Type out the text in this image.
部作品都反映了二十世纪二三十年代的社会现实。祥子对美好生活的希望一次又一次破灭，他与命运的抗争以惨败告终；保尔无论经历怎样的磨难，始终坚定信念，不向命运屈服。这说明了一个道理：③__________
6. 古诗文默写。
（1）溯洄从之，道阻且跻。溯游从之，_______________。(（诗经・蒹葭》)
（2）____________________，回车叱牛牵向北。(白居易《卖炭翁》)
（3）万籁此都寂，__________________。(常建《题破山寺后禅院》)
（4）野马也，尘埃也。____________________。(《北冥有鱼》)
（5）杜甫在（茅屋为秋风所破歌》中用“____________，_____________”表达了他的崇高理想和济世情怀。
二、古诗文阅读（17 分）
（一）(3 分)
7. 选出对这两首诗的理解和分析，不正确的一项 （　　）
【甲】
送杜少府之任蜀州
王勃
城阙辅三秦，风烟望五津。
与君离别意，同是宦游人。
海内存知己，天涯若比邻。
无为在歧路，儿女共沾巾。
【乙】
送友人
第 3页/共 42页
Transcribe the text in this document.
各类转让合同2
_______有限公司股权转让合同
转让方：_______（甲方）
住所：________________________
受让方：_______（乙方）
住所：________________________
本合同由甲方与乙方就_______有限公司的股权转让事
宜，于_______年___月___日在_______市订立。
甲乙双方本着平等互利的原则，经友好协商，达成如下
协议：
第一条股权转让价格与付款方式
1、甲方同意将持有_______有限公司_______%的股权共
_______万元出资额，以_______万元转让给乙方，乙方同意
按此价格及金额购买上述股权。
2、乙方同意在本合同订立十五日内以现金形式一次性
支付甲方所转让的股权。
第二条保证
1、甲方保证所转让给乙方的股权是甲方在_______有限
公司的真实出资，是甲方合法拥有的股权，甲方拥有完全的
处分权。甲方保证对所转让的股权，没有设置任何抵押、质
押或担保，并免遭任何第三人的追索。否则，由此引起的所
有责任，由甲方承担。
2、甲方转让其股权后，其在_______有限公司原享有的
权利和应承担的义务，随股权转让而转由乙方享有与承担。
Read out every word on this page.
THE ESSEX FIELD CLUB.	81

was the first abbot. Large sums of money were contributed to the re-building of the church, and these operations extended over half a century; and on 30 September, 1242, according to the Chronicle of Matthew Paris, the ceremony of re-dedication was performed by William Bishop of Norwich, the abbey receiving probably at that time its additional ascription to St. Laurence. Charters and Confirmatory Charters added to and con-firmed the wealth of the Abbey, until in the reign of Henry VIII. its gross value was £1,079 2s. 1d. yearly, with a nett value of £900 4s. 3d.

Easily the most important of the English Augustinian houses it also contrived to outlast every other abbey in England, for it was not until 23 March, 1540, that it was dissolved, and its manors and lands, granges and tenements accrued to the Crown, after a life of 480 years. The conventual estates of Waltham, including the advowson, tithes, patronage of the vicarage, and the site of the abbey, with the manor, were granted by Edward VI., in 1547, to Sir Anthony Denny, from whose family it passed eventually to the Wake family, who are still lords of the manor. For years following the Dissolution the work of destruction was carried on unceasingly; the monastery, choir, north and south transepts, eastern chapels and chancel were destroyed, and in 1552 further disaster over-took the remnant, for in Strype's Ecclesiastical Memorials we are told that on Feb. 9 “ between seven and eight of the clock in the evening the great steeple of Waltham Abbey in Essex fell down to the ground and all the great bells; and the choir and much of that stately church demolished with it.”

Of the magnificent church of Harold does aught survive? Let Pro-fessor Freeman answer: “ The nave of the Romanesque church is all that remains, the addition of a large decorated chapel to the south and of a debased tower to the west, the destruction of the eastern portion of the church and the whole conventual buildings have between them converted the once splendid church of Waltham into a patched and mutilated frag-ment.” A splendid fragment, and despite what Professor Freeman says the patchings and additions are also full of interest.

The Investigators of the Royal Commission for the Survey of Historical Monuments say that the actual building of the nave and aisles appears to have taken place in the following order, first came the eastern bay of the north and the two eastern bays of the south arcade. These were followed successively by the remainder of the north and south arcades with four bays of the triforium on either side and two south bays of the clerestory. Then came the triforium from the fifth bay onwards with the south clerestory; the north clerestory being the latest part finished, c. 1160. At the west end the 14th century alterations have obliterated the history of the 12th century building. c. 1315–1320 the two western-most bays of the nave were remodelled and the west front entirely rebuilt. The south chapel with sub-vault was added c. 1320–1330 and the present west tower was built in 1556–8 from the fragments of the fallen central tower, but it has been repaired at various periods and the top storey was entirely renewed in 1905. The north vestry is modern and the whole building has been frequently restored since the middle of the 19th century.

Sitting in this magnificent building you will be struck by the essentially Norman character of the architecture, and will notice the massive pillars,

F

•••

> [WORK TO COMPLETE]: Pick out, from the lines above, every one that contains the string "this".

> [CORRECT RESULT]:
Type out the text in this image.
Transcribe the text in this document.
Read out every word on this page.
Sitting in this magnificent building you will be struck by the essentially Norman character of the architecture, and will notice the massive pillars,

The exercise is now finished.